**What this task involves**
Pick out all lines of the entries that include the word "mógł" and copy them.

--------

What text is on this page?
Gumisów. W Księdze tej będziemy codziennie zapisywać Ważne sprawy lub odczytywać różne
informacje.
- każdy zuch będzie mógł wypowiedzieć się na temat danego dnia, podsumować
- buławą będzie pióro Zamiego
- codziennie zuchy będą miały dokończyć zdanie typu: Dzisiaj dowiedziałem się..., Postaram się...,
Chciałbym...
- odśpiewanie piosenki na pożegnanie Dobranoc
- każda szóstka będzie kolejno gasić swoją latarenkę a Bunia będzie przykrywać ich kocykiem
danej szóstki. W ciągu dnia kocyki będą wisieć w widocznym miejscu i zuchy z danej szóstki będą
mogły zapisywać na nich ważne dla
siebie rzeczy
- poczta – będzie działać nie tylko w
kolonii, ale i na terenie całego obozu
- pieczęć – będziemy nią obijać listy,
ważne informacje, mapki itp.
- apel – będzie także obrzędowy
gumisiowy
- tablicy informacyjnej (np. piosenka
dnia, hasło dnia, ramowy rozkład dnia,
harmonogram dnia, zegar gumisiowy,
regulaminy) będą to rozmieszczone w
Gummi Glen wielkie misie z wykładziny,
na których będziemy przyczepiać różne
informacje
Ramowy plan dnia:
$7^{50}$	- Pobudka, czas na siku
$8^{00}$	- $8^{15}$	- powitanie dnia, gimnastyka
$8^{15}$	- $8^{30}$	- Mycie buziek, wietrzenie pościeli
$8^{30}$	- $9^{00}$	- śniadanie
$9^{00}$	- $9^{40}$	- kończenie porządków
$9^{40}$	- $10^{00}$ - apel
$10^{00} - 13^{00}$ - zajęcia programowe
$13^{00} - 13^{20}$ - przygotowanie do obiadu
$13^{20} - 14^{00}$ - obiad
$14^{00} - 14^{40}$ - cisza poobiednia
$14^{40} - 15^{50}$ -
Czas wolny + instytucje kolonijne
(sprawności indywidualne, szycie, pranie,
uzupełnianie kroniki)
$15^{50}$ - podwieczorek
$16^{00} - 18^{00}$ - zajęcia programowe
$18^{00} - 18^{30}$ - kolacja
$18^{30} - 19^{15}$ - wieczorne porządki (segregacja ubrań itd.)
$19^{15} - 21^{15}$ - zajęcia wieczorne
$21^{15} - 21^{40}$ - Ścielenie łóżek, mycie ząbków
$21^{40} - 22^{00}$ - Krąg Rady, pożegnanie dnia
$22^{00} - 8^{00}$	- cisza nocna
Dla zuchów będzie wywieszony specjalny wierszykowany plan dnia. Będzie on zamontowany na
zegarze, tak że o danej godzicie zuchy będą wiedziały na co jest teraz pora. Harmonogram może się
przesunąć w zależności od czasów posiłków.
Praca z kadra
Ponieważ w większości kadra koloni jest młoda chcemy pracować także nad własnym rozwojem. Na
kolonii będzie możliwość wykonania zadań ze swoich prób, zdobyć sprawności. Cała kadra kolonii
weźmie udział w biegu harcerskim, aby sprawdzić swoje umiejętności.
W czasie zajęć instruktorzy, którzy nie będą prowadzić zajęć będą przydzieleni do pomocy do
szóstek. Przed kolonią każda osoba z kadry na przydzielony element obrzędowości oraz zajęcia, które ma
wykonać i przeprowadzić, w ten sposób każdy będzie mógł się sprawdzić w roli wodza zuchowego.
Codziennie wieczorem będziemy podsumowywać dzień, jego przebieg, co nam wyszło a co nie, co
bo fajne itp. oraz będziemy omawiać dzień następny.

--------

**Full response**
- każdy zuch będzie mógł wypowiedzieć się na temat danego dnia, podsumować
wykonać i przeprowadzić, w ten sposób każdy będzie mógł się sprawdzić w roli wodza zuchowego.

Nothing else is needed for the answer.